* Your instructions *
Wherever "text" appears in a line, copy that line.

Records from a data source

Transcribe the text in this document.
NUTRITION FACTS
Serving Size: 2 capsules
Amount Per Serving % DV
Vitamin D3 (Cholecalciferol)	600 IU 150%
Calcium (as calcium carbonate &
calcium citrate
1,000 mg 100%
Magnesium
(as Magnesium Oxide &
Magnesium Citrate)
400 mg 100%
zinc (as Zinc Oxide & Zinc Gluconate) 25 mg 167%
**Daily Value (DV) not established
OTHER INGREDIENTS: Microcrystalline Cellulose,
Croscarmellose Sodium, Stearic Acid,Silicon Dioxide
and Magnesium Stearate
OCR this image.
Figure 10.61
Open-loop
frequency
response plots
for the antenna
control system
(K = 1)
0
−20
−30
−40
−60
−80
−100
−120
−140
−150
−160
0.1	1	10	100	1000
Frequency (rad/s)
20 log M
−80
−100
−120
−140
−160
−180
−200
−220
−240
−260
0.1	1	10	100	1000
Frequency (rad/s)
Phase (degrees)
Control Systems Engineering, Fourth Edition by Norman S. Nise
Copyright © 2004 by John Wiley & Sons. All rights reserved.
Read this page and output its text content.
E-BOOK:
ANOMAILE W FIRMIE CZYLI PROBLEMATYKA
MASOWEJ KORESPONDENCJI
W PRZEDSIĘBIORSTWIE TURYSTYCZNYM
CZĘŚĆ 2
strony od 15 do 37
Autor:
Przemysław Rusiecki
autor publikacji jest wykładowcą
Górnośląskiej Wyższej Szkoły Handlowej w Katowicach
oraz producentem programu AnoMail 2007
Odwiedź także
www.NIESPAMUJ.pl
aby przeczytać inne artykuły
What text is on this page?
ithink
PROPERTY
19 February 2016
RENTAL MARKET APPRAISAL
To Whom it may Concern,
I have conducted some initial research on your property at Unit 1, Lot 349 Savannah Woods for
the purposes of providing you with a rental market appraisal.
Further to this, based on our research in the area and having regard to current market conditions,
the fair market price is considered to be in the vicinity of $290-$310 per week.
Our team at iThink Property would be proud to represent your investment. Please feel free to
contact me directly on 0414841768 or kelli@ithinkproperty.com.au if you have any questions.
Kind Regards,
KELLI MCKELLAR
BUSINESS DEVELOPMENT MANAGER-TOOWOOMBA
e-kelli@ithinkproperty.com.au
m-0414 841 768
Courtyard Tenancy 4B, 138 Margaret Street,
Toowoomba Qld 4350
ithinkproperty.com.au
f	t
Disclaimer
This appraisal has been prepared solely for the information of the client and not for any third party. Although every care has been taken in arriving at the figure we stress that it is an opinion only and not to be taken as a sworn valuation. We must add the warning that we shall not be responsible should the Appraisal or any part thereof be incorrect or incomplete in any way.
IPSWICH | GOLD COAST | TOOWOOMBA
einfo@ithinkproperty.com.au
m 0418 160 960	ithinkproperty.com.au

* Written response *
Transcribe the text in this document.
Read this page and output its text content.
What text is on this page?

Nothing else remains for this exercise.